SUPPLIED INFORMATION
** Begin **
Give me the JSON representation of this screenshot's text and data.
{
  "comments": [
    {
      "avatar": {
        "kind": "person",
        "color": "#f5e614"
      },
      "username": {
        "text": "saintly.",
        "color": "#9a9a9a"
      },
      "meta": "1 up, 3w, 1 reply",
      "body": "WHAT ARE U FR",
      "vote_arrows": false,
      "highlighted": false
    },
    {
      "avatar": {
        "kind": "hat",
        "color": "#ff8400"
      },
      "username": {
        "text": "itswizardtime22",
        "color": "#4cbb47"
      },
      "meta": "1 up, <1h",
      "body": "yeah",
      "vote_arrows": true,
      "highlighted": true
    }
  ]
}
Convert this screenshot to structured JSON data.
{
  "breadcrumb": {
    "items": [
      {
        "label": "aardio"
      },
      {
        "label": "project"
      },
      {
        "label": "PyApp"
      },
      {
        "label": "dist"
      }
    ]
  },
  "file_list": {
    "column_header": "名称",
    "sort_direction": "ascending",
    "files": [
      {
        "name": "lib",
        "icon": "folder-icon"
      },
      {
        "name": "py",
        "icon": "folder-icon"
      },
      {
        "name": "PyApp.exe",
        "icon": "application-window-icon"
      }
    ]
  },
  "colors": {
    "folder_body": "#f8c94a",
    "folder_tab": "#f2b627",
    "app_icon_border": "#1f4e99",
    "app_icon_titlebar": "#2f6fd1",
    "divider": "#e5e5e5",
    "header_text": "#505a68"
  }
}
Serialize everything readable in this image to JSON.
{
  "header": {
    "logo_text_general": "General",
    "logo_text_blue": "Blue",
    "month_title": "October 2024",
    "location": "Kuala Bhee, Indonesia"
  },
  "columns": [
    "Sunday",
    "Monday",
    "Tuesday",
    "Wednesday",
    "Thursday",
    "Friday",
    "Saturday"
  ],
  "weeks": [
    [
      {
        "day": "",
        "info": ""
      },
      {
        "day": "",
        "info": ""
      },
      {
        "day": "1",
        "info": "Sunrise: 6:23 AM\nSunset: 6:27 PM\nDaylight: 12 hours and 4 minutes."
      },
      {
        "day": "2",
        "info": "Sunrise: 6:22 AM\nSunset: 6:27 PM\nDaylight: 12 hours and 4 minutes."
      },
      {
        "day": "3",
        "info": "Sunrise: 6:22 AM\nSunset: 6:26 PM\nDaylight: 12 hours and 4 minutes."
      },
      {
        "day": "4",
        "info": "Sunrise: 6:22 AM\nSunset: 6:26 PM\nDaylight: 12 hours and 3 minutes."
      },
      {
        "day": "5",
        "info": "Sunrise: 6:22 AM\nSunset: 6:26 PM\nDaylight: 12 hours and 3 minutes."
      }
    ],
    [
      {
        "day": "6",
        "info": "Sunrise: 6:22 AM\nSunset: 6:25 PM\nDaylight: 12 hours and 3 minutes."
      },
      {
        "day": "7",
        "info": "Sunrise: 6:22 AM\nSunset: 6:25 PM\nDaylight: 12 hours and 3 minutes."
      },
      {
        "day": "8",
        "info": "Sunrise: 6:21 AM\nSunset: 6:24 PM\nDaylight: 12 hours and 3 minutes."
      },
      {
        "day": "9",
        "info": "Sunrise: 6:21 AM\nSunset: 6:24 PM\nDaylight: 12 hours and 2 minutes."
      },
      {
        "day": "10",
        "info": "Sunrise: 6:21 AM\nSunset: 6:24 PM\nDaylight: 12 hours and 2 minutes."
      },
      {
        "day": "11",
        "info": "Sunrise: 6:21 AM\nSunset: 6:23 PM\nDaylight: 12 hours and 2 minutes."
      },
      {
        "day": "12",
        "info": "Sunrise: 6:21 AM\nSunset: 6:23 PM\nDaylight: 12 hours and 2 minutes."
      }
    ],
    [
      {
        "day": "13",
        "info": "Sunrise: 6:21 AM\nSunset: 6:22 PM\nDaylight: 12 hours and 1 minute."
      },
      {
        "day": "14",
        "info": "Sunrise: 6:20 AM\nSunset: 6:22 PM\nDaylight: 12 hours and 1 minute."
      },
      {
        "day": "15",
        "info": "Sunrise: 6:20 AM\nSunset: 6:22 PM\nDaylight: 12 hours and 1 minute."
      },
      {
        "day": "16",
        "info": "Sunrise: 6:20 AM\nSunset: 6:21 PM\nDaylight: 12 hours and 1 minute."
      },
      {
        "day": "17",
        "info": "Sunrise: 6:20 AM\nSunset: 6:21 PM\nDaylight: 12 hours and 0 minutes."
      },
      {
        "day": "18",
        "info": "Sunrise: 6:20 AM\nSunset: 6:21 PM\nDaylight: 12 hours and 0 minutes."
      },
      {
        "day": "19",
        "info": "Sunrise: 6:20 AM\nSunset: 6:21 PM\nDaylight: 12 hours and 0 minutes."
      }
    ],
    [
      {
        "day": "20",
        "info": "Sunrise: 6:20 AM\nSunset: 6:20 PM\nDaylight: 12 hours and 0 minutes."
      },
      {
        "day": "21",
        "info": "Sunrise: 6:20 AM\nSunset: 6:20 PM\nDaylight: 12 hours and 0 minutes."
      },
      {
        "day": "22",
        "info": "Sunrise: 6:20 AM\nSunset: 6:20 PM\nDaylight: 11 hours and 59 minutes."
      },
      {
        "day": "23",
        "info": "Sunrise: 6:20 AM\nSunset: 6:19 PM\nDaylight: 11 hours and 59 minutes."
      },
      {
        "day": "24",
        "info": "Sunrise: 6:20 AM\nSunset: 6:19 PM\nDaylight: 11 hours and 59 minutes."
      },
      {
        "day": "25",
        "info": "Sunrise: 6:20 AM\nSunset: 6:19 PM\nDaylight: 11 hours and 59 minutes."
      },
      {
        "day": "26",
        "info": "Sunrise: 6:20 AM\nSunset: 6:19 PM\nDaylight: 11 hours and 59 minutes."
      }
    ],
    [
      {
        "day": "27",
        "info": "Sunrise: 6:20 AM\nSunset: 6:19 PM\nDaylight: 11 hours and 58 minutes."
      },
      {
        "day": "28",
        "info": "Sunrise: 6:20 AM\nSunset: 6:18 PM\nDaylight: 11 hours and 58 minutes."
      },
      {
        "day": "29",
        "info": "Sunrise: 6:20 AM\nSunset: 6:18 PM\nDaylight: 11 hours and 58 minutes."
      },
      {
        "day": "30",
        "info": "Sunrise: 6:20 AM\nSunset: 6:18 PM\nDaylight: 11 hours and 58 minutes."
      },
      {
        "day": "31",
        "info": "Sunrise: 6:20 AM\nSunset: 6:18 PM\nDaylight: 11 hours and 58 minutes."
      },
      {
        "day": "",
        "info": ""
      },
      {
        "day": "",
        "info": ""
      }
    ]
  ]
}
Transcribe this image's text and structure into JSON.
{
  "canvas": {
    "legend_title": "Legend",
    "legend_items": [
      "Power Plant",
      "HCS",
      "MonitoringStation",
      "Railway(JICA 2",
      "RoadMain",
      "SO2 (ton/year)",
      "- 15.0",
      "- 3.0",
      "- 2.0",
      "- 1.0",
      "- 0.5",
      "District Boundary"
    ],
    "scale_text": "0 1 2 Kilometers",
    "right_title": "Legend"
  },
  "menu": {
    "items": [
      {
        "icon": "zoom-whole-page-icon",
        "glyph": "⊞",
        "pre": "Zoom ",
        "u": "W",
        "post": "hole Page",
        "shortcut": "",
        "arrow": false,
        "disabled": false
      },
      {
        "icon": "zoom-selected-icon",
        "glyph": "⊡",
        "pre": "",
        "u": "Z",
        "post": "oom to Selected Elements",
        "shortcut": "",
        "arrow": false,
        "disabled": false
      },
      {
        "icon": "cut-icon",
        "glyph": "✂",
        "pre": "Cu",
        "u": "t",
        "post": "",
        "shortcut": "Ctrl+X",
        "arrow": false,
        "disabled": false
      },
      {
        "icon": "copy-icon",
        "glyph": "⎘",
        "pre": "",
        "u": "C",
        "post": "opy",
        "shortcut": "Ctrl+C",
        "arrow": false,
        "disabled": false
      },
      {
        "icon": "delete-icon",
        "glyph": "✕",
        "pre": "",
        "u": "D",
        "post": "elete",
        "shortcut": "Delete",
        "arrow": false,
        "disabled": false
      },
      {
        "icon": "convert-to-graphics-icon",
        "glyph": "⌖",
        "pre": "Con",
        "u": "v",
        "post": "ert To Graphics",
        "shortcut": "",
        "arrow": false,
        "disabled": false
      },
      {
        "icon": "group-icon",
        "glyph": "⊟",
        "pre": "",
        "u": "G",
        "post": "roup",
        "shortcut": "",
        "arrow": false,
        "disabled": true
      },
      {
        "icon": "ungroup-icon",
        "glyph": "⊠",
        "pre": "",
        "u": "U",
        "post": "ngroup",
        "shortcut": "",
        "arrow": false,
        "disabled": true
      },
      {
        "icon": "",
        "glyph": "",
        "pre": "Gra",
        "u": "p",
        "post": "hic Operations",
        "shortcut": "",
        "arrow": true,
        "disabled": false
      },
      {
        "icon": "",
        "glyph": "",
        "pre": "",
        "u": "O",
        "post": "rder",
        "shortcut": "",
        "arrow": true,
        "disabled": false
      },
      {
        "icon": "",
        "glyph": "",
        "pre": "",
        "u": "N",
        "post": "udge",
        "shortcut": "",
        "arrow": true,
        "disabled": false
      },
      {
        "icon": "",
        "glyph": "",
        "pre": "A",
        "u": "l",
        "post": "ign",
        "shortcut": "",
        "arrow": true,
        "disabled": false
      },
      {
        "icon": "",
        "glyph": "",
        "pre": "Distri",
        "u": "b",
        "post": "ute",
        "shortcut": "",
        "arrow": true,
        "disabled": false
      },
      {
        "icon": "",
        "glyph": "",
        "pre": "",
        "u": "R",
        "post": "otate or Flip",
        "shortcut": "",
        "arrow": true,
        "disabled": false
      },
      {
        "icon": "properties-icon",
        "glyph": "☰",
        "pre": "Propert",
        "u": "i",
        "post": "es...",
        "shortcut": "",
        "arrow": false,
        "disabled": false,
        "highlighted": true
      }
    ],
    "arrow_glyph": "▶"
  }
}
** End **
EXERCISE
Count how many lines of the data include the word "this". Your reply should be that number alone.

RESULT OF THE EXERCISE
4